[START INPUT]

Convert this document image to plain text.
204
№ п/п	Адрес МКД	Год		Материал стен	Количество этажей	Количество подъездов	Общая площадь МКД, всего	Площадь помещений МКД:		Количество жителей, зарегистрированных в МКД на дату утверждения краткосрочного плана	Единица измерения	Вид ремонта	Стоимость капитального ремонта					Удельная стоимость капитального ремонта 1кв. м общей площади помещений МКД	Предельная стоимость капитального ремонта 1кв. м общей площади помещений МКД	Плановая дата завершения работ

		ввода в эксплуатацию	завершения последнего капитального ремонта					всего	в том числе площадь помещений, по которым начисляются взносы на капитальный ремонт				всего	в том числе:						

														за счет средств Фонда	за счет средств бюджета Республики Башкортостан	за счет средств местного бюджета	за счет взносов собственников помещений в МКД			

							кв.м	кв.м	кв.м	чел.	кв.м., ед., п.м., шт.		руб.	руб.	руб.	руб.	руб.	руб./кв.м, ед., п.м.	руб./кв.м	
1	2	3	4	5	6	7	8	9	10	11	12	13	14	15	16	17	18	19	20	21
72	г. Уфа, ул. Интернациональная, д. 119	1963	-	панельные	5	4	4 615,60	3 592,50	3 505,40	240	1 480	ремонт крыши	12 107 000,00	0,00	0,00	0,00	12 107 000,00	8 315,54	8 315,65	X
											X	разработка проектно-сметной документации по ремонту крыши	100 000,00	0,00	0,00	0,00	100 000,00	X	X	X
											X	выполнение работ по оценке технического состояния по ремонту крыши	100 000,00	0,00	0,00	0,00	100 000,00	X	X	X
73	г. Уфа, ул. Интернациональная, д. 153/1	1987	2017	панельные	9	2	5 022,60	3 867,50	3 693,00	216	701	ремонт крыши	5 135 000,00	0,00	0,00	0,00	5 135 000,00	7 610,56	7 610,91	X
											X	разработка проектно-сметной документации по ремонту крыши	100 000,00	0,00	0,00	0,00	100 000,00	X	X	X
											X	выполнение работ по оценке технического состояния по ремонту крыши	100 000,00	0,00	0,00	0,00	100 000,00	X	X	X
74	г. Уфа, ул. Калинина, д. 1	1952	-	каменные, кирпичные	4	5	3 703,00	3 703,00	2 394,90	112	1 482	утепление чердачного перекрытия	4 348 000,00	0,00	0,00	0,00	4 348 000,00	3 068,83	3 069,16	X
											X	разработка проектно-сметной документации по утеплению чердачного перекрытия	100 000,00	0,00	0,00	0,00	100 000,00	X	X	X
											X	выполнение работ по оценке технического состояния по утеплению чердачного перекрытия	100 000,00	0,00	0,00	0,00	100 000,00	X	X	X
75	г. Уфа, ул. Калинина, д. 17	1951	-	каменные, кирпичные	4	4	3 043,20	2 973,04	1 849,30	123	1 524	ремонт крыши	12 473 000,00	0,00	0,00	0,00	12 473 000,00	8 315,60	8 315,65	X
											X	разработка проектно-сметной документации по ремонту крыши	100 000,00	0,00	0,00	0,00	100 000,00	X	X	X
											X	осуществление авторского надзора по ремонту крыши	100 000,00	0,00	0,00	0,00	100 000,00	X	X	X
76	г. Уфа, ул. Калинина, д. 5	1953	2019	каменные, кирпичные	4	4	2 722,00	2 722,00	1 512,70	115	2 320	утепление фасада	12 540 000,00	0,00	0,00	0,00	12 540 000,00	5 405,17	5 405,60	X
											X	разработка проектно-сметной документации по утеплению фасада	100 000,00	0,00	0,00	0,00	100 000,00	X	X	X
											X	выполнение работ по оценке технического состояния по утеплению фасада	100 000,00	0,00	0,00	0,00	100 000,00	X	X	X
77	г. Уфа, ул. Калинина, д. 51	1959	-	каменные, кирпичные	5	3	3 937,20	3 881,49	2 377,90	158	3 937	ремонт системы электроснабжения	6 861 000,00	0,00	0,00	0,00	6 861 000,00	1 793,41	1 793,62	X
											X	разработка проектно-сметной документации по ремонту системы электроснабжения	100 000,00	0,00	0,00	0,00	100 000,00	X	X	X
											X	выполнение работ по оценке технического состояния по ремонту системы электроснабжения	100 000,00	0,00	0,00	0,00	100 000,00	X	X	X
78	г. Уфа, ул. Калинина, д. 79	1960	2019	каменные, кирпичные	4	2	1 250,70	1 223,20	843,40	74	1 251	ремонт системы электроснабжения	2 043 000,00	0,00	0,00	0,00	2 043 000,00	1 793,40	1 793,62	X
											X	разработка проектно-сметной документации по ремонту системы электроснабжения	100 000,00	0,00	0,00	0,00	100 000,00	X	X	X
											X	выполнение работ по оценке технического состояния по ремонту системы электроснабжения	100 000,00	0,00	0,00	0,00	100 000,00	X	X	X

[END INPUT]
[START INPUT]

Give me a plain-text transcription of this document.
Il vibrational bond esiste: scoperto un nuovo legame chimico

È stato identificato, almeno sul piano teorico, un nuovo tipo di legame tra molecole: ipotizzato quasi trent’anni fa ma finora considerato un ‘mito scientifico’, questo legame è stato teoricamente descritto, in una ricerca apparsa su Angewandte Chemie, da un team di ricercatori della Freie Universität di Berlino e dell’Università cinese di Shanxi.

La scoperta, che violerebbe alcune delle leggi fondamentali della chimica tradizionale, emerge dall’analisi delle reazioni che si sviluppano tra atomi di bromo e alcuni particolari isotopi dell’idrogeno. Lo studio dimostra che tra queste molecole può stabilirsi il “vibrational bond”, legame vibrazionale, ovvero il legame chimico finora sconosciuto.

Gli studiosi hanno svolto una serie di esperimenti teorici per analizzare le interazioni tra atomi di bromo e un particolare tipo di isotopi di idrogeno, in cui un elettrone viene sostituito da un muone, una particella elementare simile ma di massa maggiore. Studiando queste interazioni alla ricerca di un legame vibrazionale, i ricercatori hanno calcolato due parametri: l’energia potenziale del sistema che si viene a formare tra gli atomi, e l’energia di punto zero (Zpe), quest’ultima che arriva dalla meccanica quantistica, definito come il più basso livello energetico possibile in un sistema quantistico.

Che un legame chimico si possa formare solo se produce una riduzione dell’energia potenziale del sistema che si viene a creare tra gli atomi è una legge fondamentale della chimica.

[END INPUT]

INSTRUCTIONS FOR THE TASK:
Extract lines where the string "утеплению" occurs.

RESPONSE TO THE EXERCISE:
											X	разработка проектно-сметной документации по утеплению чердачного перекрытия	100 000,00	0,00	0,00	0,00	100 000,00	X	X	X
											X	выполнение работ по оценке технического состояния по утеплению чердачного перекрытия	100 000,00	0,00	0,00	0,00	100 000,00	X	X	X
											X	разработка проектно-сметной документации по утеплению фасада	100 000,00	0,00	0,00	0,00	100 000,00	X	X	X
											X	выполнение работ по оценке технического состояния по утеплению фасада	100 000,00	0,00	0,00	0,00	100 000,00	X	X	X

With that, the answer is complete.